• [Written exercise] Below are entries. Pull out all lines containing "Compare".

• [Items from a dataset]

════════

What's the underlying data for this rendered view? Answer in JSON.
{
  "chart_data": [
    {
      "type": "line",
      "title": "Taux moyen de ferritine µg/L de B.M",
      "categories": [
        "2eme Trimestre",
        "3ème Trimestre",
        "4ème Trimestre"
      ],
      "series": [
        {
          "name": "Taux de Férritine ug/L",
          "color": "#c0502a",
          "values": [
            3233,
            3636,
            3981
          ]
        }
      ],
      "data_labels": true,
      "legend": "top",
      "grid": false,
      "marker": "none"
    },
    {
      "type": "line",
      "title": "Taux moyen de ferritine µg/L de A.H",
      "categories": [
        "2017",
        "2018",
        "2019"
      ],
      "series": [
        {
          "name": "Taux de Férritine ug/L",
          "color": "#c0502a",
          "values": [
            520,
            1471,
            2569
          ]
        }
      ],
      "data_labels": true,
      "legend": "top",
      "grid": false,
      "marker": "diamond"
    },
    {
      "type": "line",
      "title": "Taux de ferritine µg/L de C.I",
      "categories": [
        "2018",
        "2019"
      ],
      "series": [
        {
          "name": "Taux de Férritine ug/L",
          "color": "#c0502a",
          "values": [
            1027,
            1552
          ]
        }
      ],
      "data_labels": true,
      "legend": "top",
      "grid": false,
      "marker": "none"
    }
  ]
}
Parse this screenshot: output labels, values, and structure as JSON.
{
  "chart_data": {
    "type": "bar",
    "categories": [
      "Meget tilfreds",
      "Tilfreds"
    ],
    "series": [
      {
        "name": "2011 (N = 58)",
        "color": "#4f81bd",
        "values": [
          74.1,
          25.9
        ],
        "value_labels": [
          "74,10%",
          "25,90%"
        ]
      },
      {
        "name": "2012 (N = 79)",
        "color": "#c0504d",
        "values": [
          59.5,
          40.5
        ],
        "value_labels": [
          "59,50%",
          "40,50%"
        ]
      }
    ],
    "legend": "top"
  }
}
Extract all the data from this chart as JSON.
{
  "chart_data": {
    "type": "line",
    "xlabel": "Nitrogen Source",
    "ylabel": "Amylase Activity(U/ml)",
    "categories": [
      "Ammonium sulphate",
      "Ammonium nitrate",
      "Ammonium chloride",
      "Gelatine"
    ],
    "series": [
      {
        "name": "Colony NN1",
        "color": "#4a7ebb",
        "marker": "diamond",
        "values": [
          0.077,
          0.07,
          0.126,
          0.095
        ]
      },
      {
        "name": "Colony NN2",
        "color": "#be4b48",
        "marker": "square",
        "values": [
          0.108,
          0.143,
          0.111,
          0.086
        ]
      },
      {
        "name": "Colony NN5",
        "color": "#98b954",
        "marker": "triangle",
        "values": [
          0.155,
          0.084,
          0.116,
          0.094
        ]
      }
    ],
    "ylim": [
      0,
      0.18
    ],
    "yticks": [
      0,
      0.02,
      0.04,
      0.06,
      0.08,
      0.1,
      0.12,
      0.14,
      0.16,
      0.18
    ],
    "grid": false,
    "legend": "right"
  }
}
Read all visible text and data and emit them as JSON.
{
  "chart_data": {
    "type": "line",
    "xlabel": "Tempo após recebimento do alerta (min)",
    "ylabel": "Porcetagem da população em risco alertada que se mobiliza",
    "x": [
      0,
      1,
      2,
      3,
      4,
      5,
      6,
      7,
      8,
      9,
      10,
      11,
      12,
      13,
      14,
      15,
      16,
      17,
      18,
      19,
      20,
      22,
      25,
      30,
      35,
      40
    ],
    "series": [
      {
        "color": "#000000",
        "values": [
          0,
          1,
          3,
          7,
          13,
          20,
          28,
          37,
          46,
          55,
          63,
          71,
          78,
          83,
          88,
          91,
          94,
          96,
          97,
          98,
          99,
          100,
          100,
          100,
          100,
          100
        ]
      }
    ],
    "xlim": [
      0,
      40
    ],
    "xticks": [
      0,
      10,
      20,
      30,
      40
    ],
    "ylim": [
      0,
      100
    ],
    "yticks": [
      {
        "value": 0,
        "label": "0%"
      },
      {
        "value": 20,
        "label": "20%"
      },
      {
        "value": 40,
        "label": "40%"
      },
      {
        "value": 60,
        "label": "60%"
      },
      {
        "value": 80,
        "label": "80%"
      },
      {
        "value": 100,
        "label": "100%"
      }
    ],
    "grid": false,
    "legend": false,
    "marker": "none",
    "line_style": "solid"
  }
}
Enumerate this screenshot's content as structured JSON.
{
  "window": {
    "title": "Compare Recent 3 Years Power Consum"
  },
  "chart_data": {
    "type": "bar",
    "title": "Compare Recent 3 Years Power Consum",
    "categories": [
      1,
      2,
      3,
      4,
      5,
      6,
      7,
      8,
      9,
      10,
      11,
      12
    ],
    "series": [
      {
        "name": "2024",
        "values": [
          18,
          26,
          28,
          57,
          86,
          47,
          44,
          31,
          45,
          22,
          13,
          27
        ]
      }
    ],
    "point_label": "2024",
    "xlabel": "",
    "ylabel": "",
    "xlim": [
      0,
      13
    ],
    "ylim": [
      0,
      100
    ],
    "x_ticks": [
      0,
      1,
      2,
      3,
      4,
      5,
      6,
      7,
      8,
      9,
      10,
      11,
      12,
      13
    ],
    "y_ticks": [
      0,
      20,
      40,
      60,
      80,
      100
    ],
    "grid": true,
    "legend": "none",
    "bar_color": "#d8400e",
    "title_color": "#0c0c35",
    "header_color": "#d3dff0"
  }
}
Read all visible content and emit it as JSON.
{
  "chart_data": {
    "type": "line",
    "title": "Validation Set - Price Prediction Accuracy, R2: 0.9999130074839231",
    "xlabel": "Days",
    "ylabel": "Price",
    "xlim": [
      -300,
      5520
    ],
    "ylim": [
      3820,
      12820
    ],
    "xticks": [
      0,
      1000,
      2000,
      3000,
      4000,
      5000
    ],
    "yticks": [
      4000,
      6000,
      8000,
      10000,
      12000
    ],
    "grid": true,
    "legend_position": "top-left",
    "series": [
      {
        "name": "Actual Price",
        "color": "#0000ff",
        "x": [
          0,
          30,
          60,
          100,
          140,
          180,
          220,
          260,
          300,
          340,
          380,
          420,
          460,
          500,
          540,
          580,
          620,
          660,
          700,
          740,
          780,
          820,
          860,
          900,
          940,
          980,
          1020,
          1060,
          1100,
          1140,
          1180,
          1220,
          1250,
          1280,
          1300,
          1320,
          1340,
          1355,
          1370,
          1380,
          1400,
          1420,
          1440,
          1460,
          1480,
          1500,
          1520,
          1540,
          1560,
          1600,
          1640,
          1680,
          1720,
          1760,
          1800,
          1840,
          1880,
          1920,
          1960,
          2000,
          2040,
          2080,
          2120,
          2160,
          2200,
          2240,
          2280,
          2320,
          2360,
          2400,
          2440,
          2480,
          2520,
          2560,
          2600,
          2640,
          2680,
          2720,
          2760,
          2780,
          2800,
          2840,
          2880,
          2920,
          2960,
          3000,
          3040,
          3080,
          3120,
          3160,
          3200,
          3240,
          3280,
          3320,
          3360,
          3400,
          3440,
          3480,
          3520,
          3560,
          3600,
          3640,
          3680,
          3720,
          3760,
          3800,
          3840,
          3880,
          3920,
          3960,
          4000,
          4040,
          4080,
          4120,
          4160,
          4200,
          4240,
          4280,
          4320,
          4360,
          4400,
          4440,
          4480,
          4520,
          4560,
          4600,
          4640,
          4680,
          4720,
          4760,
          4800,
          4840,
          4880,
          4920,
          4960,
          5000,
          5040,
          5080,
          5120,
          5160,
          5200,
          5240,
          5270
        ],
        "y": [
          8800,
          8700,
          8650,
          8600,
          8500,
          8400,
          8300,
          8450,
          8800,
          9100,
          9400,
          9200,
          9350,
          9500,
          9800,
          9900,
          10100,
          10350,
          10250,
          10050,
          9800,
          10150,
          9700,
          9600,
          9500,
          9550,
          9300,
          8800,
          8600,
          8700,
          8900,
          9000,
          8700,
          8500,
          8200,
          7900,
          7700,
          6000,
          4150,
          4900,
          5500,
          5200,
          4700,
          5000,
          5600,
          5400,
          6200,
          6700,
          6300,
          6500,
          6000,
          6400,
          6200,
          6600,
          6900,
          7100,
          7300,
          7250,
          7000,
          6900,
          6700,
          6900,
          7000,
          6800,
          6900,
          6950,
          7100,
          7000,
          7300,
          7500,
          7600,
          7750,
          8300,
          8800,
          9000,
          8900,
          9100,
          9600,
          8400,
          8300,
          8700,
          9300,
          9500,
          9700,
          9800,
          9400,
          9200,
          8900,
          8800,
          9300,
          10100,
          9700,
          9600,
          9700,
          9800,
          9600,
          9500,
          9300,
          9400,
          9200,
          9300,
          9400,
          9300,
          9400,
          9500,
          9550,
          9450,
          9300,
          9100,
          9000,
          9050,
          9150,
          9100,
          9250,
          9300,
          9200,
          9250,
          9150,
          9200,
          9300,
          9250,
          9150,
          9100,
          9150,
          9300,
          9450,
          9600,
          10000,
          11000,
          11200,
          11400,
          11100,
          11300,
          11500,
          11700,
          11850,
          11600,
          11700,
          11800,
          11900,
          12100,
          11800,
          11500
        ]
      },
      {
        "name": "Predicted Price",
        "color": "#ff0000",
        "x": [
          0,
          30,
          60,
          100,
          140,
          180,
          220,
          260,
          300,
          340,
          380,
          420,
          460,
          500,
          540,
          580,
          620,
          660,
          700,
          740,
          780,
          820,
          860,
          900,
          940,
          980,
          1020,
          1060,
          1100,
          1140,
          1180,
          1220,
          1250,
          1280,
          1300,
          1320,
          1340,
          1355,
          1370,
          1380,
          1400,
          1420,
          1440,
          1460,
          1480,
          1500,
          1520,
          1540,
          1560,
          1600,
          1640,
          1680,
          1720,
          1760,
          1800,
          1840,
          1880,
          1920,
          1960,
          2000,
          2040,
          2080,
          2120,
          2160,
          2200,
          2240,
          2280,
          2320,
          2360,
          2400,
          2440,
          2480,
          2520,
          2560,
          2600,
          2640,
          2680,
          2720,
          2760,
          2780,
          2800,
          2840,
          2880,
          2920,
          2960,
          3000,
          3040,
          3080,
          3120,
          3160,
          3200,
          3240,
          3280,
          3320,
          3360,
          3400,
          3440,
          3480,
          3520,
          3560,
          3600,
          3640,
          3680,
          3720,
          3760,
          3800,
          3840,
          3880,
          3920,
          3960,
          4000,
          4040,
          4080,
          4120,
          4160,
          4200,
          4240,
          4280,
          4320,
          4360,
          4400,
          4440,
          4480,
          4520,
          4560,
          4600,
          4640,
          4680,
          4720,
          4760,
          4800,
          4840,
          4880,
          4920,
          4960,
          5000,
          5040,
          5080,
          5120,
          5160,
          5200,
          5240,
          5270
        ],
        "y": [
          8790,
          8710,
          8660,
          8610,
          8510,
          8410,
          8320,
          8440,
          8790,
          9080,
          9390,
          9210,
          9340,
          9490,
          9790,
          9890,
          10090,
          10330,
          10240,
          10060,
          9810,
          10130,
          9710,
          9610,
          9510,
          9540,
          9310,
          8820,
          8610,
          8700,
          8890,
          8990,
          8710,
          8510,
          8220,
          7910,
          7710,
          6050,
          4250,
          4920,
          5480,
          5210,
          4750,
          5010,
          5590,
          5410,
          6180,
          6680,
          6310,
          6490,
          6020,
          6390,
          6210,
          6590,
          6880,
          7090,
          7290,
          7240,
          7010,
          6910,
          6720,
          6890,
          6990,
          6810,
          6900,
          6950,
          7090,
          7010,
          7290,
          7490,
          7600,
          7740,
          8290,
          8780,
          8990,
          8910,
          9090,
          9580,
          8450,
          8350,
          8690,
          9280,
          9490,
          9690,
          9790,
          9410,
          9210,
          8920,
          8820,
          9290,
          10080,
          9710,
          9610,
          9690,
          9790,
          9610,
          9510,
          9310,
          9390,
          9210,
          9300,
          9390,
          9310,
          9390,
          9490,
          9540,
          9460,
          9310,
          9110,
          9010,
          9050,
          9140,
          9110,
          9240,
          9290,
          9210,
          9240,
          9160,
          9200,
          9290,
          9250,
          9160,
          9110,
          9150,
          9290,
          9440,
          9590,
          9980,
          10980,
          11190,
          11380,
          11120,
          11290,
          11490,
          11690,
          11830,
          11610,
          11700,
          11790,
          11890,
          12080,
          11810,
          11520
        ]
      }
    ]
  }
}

════════

• [Task output]
    "title": "Compare Recent 3 Years Power Consum"
    "title": "Compare Recent 3 Years Power Consum",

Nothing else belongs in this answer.